--- Start of Stored records ---

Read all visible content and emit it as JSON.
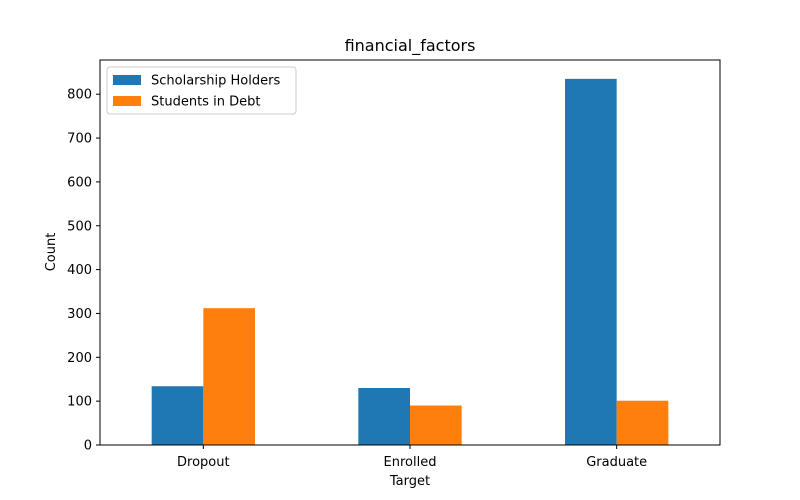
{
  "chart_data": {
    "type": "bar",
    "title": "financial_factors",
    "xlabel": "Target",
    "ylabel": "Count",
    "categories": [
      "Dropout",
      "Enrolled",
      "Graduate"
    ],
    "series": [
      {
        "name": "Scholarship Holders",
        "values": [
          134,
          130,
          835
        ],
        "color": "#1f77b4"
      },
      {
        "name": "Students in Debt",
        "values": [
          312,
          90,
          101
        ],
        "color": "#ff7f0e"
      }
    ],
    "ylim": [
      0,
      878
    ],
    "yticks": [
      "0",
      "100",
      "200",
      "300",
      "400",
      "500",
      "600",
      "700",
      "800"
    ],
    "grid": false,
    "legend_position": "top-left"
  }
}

--- End of Stored records ---

What is needed: Search the data for "name". Copy every line that has it.

The response:
        "name": "Scholarship Holders",
        "name": "Students in Debt",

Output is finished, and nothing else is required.